TASK STATEMENT
Return all lines in the material below that contain "ορίζεται".

Dataset items:
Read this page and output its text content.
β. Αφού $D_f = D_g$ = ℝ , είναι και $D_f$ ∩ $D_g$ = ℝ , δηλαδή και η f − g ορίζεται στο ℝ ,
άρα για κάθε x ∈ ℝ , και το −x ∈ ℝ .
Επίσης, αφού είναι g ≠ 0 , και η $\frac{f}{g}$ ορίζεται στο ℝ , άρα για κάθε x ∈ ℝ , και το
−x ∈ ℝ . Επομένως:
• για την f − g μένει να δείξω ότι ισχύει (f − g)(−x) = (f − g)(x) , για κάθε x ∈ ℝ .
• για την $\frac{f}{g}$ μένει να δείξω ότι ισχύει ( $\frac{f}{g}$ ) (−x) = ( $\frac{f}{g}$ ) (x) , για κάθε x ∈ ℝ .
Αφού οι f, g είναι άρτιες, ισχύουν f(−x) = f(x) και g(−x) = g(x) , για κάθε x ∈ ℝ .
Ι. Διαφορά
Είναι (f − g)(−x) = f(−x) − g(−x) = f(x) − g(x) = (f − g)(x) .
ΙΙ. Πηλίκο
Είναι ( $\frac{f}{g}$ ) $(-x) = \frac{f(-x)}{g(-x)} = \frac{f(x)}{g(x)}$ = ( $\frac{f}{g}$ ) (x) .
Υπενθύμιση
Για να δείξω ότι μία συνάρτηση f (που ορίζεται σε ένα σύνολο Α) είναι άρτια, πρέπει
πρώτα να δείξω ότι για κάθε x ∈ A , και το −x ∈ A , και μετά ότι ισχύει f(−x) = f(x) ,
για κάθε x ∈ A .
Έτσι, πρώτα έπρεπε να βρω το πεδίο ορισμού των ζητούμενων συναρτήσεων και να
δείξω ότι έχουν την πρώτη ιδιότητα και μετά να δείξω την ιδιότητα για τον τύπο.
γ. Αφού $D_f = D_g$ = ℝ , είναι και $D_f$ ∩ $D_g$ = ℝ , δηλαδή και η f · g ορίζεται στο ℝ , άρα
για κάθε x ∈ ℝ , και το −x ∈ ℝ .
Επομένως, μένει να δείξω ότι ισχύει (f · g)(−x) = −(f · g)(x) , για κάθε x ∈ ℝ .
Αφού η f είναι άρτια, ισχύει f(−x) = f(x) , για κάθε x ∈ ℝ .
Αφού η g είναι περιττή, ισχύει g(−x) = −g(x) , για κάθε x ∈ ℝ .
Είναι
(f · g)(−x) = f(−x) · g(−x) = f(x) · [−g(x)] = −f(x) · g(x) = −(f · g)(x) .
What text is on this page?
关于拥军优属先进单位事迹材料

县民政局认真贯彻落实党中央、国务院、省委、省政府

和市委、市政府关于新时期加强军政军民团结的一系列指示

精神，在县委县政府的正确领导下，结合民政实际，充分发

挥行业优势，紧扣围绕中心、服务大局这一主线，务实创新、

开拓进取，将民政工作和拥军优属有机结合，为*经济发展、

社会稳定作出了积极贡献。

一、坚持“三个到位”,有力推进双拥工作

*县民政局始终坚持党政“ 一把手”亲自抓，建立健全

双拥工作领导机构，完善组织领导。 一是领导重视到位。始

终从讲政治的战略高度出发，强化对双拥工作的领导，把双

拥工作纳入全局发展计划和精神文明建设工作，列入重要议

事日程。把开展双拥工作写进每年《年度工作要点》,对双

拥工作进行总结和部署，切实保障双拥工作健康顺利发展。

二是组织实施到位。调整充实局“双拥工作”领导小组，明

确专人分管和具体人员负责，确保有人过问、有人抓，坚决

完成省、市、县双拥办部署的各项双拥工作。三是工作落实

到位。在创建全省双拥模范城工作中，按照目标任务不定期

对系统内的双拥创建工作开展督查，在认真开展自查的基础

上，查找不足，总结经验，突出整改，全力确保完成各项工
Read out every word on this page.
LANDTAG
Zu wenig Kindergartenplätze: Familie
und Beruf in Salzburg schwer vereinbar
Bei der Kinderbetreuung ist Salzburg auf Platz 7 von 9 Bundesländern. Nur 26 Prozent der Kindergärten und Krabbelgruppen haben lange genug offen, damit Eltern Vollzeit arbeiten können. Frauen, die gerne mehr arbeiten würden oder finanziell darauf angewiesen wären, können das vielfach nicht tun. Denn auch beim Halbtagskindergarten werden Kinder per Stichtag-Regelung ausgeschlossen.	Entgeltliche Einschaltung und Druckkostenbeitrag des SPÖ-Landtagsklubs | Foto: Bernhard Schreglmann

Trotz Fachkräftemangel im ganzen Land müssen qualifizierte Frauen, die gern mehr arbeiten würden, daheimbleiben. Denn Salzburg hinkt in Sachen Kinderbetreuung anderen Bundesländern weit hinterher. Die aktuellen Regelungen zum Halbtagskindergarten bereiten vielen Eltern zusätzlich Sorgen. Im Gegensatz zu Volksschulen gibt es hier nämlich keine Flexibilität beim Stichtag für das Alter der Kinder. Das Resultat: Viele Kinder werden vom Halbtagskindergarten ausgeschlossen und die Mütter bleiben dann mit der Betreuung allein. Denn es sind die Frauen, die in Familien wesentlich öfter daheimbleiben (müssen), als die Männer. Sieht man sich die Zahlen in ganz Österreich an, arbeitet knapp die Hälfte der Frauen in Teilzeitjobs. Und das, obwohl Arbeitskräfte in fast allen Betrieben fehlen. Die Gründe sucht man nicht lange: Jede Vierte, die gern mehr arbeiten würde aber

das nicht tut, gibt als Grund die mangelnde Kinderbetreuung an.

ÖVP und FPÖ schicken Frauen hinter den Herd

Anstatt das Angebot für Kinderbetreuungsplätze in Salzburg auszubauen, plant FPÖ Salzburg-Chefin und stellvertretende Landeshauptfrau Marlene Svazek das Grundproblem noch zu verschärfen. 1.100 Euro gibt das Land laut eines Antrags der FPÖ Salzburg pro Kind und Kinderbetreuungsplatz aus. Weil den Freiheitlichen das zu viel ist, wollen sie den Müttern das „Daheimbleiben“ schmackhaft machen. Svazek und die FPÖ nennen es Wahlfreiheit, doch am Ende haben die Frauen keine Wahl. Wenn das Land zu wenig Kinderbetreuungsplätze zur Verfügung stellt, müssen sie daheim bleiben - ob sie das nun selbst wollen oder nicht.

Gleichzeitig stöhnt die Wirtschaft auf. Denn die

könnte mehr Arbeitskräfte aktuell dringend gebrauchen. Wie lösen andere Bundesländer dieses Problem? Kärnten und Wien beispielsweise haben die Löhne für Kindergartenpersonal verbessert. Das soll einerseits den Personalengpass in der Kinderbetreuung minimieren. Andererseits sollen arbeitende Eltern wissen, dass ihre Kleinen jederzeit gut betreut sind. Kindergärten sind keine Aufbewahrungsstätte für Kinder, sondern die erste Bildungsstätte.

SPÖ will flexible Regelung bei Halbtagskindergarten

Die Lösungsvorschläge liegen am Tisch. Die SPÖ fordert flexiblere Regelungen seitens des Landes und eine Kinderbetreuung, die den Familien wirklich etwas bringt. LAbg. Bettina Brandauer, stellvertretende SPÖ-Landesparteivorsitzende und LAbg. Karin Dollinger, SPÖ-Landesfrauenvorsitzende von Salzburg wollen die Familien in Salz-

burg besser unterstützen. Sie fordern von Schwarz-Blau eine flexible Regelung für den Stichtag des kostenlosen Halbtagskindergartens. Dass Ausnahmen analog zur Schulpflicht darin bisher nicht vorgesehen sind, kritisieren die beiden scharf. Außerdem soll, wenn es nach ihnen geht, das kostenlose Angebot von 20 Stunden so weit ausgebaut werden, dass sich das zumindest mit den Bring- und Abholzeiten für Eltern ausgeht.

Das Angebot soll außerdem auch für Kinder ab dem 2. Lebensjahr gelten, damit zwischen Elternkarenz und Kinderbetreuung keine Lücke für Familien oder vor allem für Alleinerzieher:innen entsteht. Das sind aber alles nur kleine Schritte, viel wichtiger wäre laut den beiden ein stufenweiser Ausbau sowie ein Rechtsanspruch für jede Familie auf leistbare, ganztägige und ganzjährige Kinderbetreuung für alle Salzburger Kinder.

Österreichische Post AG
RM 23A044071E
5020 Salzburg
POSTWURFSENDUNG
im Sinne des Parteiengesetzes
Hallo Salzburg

TASK ANSWER
β. Αφού $D_f = D_g$ = ℝ , είναι και $D_f$ ∩ $D_g$ = ℝ , δηλαδή και η f − g ορίζεται στο ℝ ,
Επίσης, αφού είναι g ≠ 0 , και η $\frac{f}{g}$ ορίζεται στο ℝ , άρα για κάθε x ∈ ℝ , και το
Για να δείξω ότι μία συνάρτηση f (που ορίζεται σε ένα σύνολο Α) είναι άρτια, πρέπει
γ. Αφού $D_f = D_g$ = ℝ , είναι και $D_f$ ∩ $D_g$ = ℝ , δηλαδή και η f · g ορίζεται στο ℝ , άρα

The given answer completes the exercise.